#### [Task brief]
Return the material word for word. Do not include pictures.

━━━ Supplied data

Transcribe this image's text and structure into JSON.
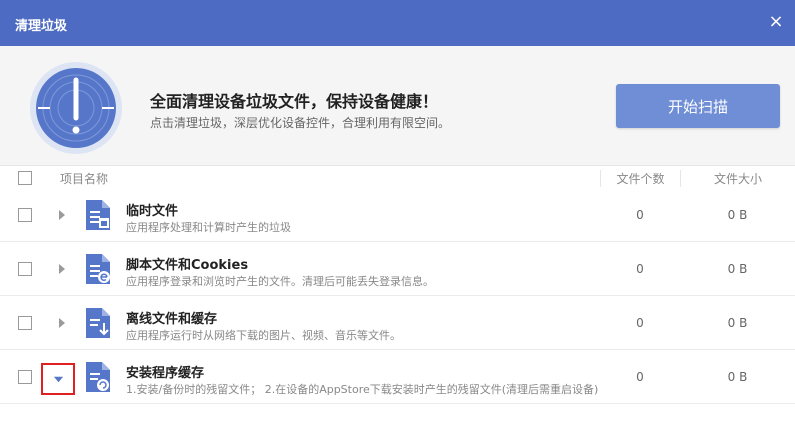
{
  "window": {
    "title": "清理垃圾",
    "close_glyph": "×"
  },
  "hero": {
    "headline": "全面清理设备垃圾文件，保持设备健康！",
    "subtitle": "点击清理垃圾，深层优化设备控件，合理利用有限空间。",
    "scan_button": "开始扫描",
    "icon": "broom-clock-icon"
  },
  "table": {
    "headers": {
      "name": "项目名称",
      "count": "文件个数",
      "size": "文件大小"
    },
    "rows": [
      {
        "name": "临时文件",
        "desc": "应用程序处理和计算时产生的垃圾",
        "count": "0",
        "size": "0 B",
        "icon": "temp-file-icon",
        "expanded": false
      },
      {
        "name": "脚本文件和Cookies",
        "desc": "应用程序登录和浏览时产生的文件。清理后可能丢失登录信息。",
        "count": "0",
        "size": "0 B",
        "icon": "script-file-icon",
        "expanded": false
      },
      {
        "name": "离线文件和缓存",
        "desc": "应用程序运行时从网络下载的图片、视频、音乐等文件。",
        "count": "0",
        "size": "0 B",
        "icon": "offline-file-icon",
        "expanded": false
      },
      {
        "name": "安装程序缓存",
        "desc": "1.安装/备份时的残留文件； 2.在设备的AppStore下载安装时产生的残留文件(清理后需重启设备)",
        "count": "0",
        "size": "0 B",
        "icon": "installer-cache-icon",
        "expanded": true
      }
    ]
  },
  "colors": {
    "titlebar": "#4e6bc3",
    "accent": "#6f8ed6",
    "highlight": "#e02020"
  }
}
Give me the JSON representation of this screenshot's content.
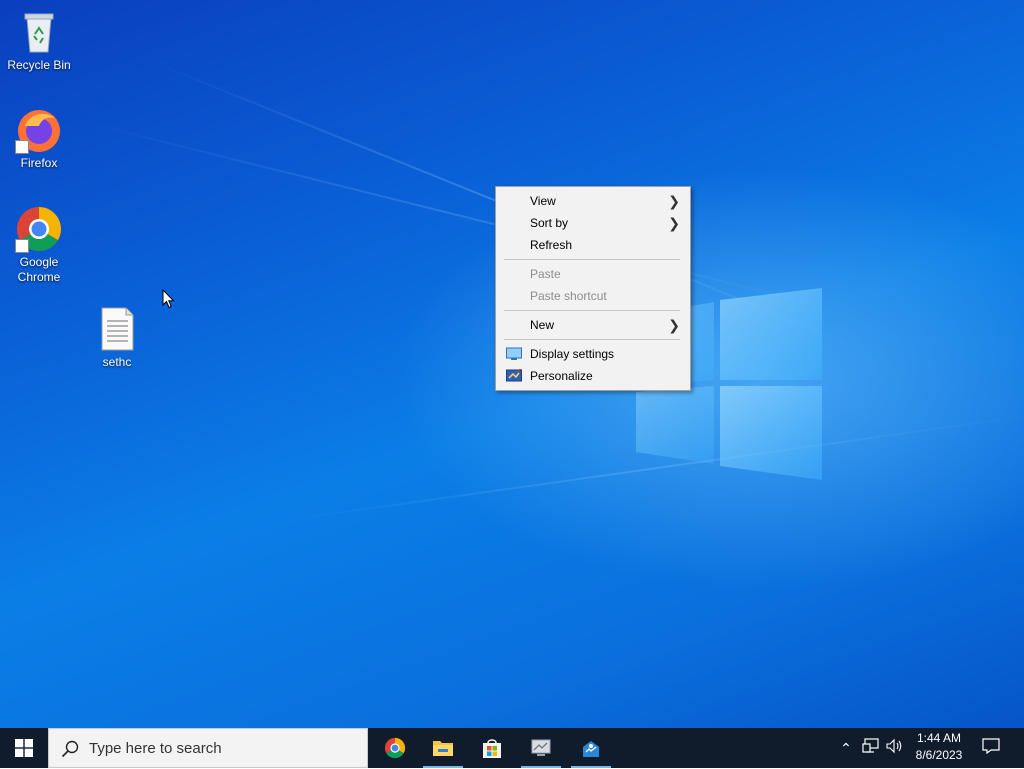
{
  "desktop": {
    "icons": [
      {
        "label": "Recycle Bin",
        "icon": "recycle-bin-icon"
      },
      {
        "label": "Firefox",
        "icon": "firefox-icon"
      },
      {
        "label": "Google Chrome",
        "icon": "chrome-icon"
      },
      {
        "label": "sethc",
        "icon": "text-file-icon"
      }
    ],
    "accent_color": "#0a6fdc"
  },
  "context_menu": {
    "items": [
      {
        "label": "View",
        "has_submenu": true,
        "enabled": true
      },
      {
        "label": "Sort by",
        "has_submenu": true,
        "enabled": true
      },
      {
        "label": "Refresh",
        "has_submenu": false,
        "enabled": true
      },
      {
        "label": "Paste",
        "has_submenu": false,
        "enabled": false
      },
      {
        "label": "Paste shortcut",
        "has_submenu": false,
        "enabled": false
      },
      {
        "label": "New",
        "has_submenu": true,
        "enabled": true
      },
      {
        "label": "Display settings",
        "has_submenu": false,
        "enabled": true,
        "icon": "display-settings-icon"
      },
      {
        "label": "Personalize",
        "has_submenu": false,
        "enabled": true,
        "icon": "personalize-icon"
      }
    ]
  },
  "taskbar": {
    "search_placeholder": "Type here to search",
    "apps": [
      {
        "name": "Google Chrome",
        "icon": "chrome-icon",
        "running": false
      },
      {
        "name": "File Explorer",
        "icon": "file-explorer-icon",
        "running": true
      },
      {
        "name": "Microsoft Store",
        "icon": "store-icon",
        "running": false
      },
      {
        "name": "Remote app",
        "icon": "remote-desktop-icon",
        "running": true
      },
      {
        "name": "App",
        "icon": "app-icon",
        "running": true
      }
    ],
    "tray_icons": [
      "chevron-up-icon",
      "network-icon",
      "volume-icon"
    ],
    "clock": {
      "time": "1:44 AM",
      "date": "8/6/2023"
    },
    "background_color": "#101c2c"
  }
}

━━━━━━

#### [The completed task]
Transcribe this image's text and structure into JSON.
{
  "window": {
    "title": "清理垃圾",
    "close_glyph": "×"
  },
  "hero": {
    "headline": "全面清理设备垃圾文件，保持设备健康！",
    "subtitle": "点击清理垃圾，深层优化设备控件，合理利用有限空间。",
    "scan_button": "开始扫描",
    "icon": "broom-clock-icon"
  },
  "table": {
    "headers": {
      "name": "项目名称",
      "count": "文件个数",
      "size": "文件大小"
    },
    "rows": [
      {
        "name": "临时文件",
        "desc": "应用程序处理和计算时产生的垃圾",
        "count": "0",
        "size": "0 B",
        "icon": "temp-file-icon",
        "expanded": false
      },
      {
        "name": "脚本文件和Cookies",
        "desc": "应用程序登录和浏览时产生的文件。清理后可能丢失登录信息。",
        "count": "0",
        "size": "0 B",
        "icon": "script-file-icon",
        "expanded": false
      },
      {
        "name": "离线文件和缓存",
        "desc": "应用程序运行时从网络下载的图片、视频、音乐等文件。",
        "count": "0",
        "size": "0 B",
        "icon": "offline-file-icon",
        "expanded": false
      },
      {
        "name": "安装程序缓存",
        "desc": "1.安装/备份时的残留文件； 2.在设备的AppStore下载安装时产生的残留文件(清理后需重启设备)",
        "count": "0",
        "size": "0 B",
        "icon": "installer-cache-icon",
        "expanded": true
      }
    ]
  },
  "colors": {
    "titlebar": "#4e6bc3",
    "accent": "#6f8ed6",
    "highlight": "#e02020"
  }
}
Give me the JSON representation of this screenshot's content.
{
  "desktop": {
    "icons": [
      {
        "label": "Recycle Bin",
        "icon": "recycle-bin-icon"
      },
      {
        "label": "Firefox",
        "icon": "firefox-icon"
      },
      {
        "label": "Google Chrome",
        "icon": "chrome-icon"
      },
      {
        "label": "sethc",
        "icon": "text-file-icon"
      }
    ],
    "accent_color": "#0a6fdc"
  },
  "context_menu": {
    "items": [
      {
        "label": "View",
        "has_submenu": true,
        "enabled": true
      },
      {
        "label": "Sort by",
        "has_submenu": true,
        "enabled": true
      },
      {
        "label": "Refresh",
        "has_submenu": false,
        "enabled": true
      },
      {
        "label": "Paste",
        "has_submenu": false,
        "enabled": false
      },
      {
        "label": "Paste shortcut",
        "has_submenu": false,
        "enabled": false
      },
      {
        "label": "New",
        "has_submenu": true,
        "enabled": true
      },
      {
        "label": "Display settings",
        "has_submenu": false,
        "enabled": true,
        "icon": "display-settings-icon"
      },
      {
        "label": "Personalize",
        "has_submenu": false,
        "enabled": true,
        "icon": "personalize-icon"
      }
    ]
  },
  "taskbar": {
    "search_placeholder": "Type here to search",
    "apps": [
      {
        "name": "Google Chrome",
        "icon": "chrome-icon",
        "running": false
      },
      {
        "name": "File Explorer",
        "icon": "file-explorer-icon",
        "running": true
      },
      {
        "name": "Microsoft Store",
        "icon": "store-icon",
        "running": false
      },
      {
        "name": "Remote app",
        "icon": "remote-desktop-icon",
        "running": true
      },
      {
        "name": "App",
        "icon": "app-icon",
        "running": true
      }
    ],
    "tray_icons": [
      "chevron-up-icon",
      "network-icon",
      "volume-icon"
    ],
    "clock": {
      "time": "1:44 AM",
      "date": "8/6/2023"
    },
    "background_color": "#101c2c"
  }
}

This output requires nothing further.